*GOAL*
Each line below that contains "consumption" counts once; report the total and nothing more.

*DATA*
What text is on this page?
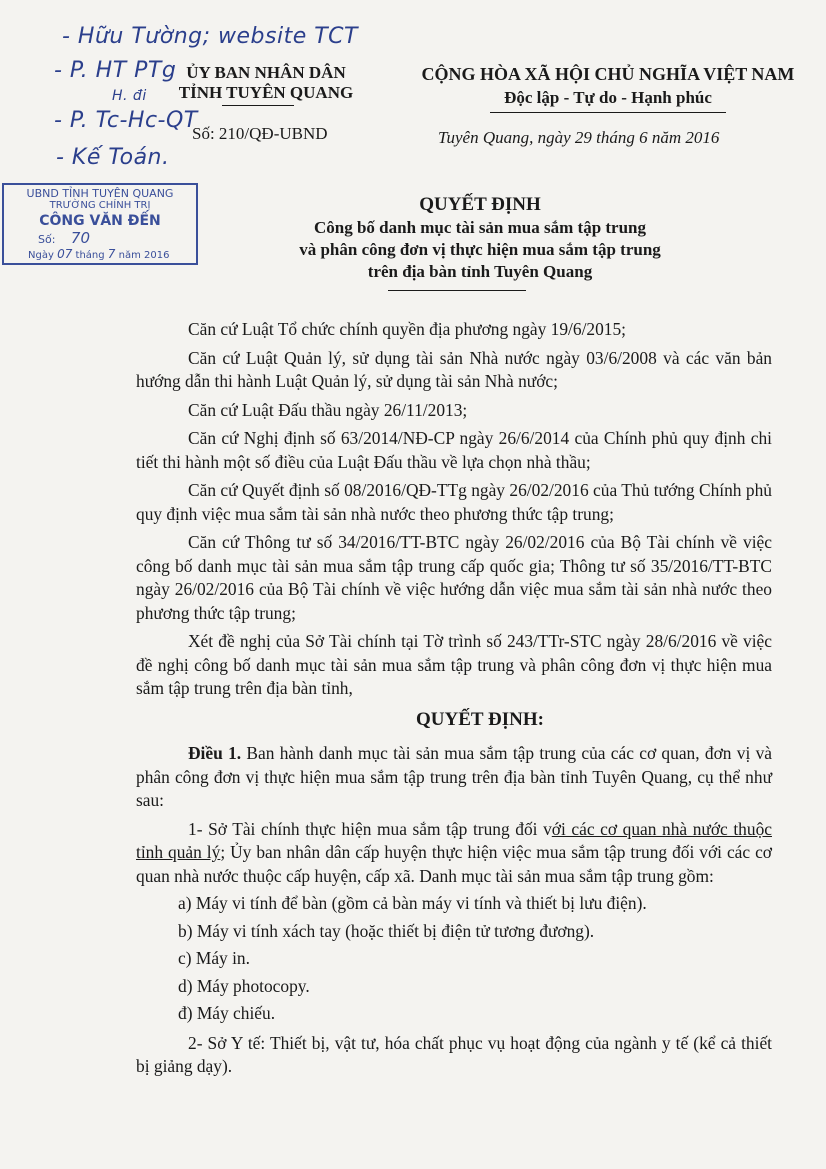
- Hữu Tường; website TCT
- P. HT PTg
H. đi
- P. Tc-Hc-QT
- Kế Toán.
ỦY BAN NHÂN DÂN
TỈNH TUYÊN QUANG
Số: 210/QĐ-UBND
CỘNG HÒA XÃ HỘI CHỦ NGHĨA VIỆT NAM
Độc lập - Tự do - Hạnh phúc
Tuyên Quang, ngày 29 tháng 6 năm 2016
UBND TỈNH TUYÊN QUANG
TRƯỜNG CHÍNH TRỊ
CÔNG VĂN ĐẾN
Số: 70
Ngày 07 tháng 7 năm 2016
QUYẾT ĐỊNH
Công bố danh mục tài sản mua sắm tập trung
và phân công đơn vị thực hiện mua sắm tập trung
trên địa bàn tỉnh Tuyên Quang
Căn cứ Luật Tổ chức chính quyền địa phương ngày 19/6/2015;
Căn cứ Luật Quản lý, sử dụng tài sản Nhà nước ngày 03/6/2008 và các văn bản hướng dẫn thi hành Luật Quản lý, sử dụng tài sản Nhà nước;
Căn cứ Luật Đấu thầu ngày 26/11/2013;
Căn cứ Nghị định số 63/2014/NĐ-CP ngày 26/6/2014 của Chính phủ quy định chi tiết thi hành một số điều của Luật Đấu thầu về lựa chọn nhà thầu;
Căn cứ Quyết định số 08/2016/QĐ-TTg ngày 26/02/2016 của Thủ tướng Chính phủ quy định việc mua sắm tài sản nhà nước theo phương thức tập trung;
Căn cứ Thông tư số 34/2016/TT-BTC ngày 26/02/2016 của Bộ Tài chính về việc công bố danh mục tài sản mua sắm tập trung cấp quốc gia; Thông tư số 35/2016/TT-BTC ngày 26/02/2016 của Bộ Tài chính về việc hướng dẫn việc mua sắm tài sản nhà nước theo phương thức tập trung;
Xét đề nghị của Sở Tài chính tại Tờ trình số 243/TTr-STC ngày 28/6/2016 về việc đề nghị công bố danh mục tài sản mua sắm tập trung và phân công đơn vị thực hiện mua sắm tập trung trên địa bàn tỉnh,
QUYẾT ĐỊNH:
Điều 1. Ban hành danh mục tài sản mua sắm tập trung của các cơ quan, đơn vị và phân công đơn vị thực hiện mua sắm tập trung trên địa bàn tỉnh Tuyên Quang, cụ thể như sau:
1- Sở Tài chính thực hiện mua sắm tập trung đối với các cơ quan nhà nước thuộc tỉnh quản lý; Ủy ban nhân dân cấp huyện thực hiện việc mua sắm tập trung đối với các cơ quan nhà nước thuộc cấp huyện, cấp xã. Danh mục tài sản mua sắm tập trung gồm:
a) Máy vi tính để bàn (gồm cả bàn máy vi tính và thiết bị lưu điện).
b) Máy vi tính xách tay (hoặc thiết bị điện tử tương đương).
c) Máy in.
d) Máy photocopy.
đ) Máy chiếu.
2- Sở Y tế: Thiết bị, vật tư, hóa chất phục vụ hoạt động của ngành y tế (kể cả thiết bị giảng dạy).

* * *

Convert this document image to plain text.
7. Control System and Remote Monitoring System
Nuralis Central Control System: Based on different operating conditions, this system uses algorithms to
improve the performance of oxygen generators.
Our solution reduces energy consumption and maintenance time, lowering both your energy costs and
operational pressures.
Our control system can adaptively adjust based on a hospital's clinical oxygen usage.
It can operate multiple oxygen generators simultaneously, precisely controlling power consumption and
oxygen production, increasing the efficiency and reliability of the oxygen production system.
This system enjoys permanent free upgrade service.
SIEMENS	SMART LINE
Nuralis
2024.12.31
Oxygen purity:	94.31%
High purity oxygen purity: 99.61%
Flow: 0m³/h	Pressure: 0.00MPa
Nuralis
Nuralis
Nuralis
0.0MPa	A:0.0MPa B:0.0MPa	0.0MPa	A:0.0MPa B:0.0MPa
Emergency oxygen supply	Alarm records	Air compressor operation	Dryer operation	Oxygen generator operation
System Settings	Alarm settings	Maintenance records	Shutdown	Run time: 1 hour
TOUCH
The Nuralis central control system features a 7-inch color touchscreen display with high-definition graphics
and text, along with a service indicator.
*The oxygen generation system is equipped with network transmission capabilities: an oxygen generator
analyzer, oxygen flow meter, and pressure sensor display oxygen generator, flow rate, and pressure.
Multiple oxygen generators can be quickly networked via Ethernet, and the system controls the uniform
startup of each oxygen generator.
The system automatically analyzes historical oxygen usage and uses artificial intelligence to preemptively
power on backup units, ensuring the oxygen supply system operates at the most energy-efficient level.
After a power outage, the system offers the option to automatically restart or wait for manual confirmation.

*SOLUTION TO THIS PROBLEM*
2